Search the records for "JSON". Copy every line where it appears.

___

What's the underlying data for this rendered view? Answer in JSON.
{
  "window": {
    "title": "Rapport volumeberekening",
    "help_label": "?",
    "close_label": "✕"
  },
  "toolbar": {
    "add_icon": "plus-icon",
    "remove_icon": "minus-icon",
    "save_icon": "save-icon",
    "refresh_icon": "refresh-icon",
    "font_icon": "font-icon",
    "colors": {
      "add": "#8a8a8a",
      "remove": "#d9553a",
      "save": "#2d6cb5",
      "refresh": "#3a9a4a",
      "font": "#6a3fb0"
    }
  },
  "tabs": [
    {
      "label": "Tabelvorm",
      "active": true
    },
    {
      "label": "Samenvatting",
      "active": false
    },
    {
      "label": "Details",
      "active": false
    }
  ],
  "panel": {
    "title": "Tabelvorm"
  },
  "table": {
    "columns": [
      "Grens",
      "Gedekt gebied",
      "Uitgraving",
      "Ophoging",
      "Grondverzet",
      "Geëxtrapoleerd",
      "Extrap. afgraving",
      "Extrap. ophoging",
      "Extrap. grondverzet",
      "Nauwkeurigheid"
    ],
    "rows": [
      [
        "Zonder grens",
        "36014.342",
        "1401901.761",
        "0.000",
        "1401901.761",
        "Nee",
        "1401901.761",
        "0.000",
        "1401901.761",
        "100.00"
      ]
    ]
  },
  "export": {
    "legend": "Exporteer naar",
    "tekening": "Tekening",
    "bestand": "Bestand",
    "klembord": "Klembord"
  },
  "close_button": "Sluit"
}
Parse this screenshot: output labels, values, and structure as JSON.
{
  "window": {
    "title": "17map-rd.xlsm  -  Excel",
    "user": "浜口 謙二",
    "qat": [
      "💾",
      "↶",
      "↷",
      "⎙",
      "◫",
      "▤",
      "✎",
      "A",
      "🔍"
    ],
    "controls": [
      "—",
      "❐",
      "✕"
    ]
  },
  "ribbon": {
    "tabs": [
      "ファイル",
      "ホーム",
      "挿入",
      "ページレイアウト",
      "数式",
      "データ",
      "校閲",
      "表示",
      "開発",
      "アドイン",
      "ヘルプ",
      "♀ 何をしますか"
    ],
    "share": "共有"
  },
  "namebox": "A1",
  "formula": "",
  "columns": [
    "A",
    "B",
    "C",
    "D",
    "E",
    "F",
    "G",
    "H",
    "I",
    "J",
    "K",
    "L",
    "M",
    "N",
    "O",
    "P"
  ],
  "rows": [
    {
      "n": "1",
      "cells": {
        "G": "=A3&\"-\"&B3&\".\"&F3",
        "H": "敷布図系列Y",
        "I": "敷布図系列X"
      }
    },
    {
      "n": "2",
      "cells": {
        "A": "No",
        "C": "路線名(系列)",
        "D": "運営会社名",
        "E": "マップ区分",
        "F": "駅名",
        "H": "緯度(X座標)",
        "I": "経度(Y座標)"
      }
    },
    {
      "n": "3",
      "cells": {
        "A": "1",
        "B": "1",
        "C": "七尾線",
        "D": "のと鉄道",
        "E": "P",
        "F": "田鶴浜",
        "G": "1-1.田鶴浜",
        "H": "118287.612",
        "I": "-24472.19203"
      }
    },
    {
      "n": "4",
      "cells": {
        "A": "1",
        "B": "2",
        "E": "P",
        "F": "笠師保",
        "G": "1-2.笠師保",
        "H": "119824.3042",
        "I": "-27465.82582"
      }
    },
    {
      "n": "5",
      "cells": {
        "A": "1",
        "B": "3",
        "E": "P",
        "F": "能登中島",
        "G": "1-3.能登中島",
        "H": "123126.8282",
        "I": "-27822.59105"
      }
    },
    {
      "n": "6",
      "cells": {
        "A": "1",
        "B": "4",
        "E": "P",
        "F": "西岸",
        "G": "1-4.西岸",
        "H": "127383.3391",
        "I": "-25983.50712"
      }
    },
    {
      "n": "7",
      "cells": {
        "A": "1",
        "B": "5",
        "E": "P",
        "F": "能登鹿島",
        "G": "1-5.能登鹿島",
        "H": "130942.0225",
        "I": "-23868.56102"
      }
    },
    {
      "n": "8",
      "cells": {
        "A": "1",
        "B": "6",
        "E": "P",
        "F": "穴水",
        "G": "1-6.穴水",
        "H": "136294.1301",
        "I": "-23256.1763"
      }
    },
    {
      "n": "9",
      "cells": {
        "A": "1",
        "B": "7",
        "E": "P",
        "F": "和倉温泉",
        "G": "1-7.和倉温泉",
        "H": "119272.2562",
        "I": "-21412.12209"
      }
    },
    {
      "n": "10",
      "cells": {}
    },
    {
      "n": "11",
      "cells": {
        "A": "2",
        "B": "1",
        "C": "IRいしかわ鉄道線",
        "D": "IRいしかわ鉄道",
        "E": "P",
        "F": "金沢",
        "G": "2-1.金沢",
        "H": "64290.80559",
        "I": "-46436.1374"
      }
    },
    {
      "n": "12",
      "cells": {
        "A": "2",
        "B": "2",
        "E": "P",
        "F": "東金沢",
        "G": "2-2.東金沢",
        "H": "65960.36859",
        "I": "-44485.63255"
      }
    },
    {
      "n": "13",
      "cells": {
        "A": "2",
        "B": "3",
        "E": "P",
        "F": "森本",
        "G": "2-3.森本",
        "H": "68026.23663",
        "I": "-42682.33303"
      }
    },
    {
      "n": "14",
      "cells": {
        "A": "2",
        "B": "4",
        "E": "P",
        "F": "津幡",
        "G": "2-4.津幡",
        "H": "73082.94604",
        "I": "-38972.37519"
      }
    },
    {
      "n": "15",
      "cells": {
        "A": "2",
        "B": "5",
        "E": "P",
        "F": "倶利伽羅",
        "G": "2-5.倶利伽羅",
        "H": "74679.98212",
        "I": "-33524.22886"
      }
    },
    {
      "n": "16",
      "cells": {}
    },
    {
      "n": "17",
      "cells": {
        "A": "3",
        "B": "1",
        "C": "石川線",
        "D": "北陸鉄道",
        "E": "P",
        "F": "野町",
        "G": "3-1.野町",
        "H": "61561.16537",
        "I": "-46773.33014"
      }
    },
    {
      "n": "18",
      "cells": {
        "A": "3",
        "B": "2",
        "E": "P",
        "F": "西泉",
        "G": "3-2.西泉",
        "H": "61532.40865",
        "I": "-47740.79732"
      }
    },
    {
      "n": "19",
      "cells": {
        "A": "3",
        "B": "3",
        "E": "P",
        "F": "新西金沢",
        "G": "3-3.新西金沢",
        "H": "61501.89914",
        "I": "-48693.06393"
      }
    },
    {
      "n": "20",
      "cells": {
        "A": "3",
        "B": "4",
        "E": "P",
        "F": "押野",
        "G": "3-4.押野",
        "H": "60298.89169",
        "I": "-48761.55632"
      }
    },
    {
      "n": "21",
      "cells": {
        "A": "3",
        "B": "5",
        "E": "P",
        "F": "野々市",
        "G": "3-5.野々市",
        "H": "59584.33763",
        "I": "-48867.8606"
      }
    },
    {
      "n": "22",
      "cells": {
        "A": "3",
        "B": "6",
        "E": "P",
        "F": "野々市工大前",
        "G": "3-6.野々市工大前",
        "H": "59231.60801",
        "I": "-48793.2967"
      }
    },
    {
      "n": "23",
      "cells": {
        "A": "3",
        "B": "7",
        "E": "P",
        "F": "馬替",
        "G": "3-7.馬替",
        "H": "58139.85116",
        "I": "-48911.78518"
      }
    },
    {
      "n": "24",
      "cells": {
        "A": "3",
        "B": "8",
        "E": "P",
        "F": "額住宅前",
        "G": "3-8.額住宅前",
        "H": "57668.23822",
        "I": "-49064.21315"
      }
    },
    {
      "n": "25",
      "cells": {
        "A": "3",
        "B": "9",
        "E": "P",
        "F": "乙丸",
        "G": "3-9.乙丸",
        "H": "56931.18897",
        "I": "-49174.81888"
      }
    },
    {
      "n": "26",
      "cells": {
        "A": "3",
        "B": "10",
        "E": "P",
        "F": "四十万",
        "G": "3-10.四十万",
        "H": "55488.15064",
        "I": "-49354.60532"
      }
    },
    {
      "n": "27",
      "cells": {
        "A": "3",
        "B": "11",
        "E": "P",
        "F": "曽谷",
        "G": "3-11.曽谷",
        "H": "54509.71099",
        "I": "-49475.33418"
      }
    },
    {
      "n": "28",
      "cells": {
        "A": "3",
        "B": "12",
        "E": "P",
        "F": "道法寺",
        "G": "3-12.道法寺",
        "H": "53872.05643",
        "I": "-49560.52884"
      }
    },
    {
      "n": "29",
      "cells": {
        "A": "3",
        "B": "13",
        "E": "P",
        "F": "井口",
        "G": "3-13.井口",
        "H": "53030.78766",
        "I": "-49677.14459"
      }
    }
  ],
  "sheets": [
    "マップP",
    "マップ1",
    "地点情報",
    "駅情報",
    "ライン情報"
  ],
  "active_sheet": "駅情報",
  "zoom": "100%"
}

___

*Finished task:*
What's the underlying data for this rendered view? Answer in JSON.
Parse this screenshot: output labels, values, and structure as JSON.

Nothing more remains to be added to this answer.